Exercise objective:
Check each line of the records for "Operations"; collect those that have it.

Data provided:
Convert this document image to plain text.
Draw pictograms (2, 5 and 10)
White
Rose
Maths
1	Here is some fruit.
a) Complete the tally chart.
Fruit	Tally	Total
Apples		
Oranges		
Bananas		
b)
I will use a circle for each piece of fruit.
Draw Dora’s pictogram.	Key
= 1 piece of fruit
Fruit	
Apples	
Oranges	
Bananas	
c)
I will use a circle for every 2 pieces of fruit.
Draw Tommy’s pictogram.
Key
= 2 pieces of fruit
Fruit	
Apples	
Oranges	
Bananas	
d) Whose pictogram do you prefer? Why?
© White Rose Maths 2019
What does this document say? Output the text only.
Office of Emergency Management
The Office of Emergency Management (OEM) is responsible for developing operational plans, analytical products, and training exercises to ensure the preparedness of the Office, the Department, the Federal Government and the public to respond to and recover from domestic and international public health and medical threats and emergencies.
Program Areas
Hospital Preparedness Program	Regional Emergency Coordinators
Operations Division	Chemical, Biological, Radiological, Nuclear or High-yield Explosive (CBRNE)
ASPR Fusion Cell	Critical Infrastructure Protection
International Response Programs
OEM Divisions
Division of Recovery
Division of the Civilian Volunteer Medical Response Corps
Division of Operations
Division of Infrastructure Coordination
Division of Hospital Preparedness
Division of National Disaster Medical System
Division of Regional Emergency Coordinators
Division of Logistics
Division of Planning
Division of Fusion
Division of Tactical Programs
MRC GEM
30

==

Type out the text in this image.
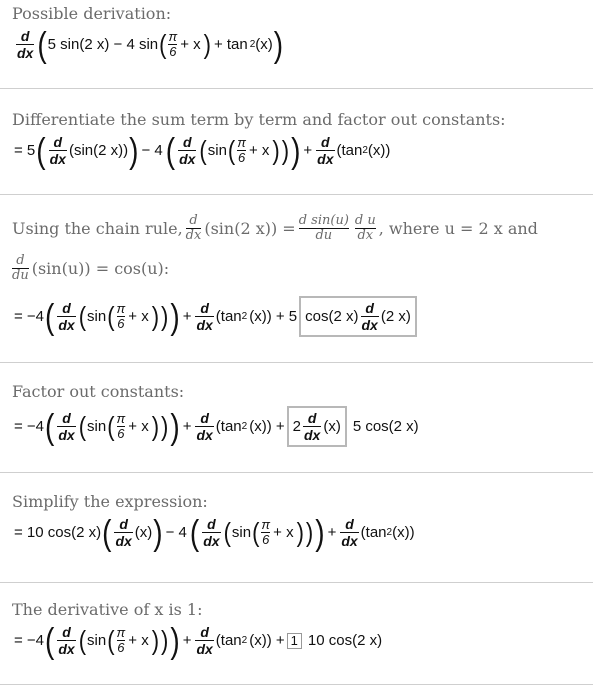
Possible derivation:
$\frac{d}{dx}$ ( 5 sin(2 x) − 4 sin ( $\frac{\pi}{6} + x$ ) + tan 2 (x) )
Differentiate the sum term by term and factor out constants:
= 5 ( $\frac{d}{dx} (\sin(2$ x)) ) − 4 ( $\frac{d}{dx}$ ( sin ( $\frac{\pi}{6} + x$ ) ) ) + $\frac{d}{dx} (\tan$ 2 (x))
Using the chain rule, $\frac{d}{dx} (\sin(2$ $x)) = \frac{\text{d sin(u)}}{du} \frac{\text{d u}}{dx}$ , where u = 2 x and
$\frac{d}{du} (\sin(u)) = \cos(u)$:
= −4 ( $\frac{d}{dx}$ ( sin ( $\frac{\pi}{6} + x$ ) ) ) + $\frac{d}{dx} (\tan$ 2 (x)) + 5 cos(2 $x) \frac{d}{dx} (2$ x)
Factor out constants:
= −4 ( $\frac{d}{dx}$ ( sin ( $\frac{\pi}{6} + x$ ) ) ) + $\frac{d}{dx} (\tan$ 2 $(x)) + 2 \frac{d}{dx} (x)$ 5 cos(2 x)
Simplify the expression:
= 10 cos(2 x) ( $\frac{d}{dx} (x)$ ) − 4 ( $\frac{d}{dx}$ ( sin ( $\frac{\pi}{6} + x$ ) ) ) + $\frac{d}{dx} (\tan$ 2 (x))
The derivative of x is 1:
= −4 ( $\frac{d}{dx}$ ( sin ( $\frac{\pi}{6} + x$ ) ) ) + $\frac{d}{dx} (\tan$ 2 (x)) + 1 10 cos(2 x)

* * *

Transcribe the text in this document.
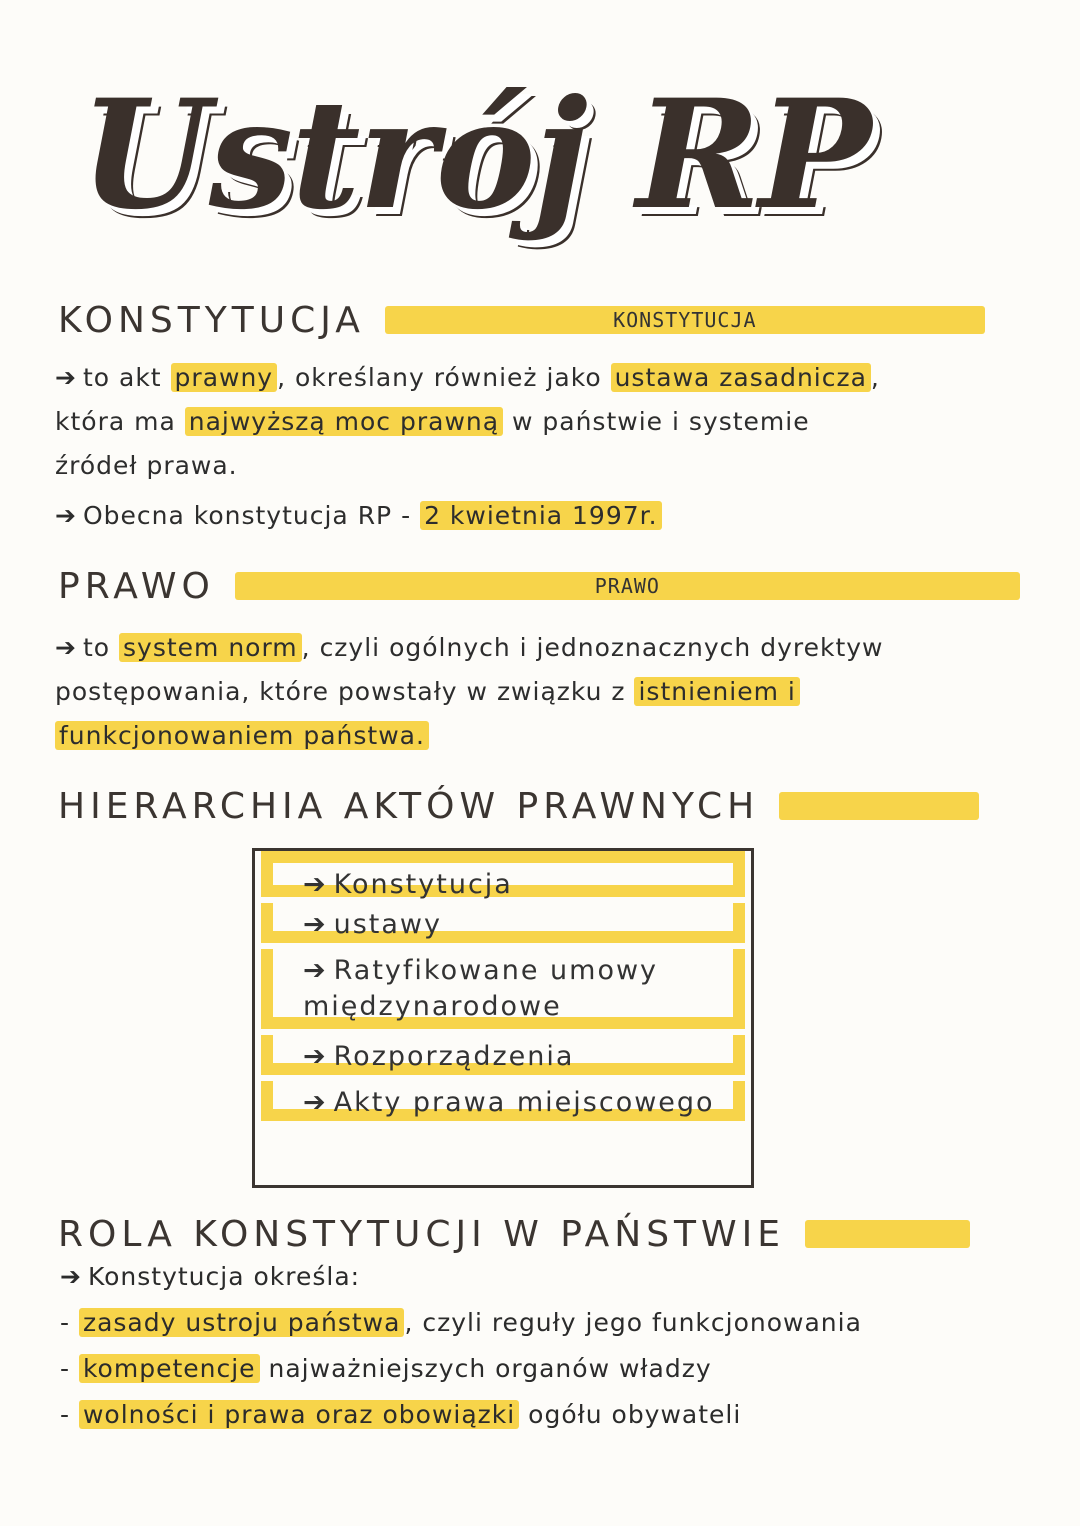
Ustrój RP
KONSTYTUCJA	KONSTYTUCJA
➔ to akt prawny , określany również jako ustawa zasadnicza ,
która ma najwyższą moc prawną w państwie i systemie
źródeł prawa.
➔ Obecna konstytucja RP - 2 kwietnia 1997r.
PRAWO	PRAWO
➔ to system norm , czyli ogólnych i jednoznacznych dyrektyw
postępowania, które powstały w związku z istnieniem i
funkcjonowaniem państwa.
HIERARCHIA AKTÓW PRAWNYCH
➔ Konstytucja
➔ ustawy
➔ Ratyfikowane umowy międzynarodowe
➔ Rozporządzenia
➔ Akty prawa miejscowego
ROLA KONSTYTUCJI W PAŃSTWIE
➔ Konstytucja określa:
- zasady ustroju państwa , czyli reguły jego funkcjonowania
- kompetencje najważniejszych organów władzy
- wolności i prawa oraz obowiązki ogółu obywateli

Task answer:
Operations Division	Chemical, Biological, Radiological, Nuclear or High-yield Explosive (CBRNE)
Division of Operations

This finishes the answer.